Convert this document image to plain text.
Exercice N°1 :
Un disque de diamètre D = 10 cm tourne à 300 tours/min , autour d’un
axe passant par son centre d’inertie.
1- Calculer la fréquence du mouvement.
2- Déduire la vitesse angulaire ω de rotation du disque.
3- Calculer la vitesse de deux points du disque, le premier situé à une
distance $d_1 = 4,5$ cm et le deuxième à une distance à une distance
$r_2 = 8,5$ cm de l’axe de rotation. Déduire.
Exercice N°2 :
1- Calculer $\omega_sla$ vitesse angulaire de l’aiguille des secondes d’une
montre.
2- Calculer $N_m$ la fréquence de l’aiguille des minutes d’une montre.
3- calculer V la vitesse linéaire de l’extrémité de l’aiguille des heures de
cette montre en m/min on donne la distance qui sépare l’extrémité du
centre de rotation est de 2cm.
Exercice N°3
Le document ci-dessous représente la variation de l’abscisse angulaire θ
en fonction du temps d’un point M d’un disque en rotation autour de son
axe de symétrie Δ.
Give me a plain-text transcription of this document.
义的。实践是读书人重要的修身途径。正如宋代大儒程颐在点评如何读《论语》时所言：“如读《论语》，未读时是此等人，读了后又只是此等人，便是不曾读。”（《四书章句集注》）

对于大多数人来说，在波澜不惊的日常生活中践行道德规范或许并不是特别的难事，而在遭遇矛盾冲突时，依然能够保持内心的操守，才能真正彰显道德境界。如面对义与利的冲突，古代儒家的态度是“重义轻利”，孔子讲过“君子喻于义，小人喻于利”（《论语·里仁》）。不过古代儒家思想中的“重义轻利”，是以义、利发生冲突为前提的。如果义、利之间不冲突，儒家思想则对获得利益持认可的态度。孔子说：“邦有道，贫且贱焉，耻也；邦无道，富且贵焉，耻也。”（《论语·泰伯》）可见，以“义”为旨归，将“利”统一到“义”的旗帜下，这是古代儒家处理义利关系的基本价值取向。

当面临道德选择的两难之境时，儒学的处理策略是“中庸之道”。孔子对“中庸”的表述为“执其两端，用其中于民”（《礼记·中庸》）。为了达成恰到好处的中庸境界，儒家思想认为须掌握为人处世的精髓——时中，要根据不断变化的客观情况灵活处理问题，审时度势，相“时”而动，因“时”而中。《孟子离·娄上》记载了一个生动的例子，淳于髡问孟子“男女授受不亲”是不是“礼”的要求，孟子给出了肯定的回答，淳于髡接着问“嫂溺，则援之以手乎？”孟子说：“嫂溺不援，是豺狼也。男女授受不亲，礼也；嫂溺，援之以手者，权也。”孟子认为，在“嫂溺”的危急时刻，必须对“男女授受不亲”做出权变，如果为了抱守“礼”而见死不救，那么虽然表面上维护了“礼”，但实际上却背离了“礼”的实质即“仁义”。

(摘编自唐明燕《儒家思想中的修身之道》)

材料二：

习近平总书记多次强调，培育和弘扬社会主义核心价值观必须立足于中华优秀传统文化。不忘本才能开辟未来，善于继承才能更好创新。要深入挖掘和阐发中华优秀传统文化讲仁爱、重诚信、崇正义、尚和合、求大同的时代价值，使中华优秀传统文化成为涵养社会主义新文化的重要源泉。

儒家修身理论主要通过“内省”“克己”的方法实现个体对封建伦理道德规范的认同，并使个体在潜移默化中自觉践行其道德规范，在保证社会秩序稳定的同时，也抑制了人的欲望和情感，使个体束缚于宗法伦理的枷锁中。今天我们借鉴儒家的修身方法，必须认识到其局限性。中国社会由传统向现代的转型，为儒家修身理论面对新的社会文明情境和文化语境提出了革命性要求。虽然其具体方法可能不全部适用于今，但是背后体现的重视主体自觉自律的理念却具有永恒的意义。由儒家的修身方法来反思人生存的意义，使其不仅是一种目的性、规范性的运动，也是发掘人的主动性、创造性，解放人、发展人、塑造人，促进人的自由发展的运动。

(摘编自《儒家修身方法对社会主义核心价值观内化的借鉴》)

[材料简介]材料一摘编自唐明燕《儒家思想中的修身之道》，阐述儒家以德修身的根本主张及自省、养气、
* * * *
> The task:
Return every line above in which the string "plain" occurs.

> Answer below:
Convert this document image to plain text.
Give me a plain-text transcription of this document.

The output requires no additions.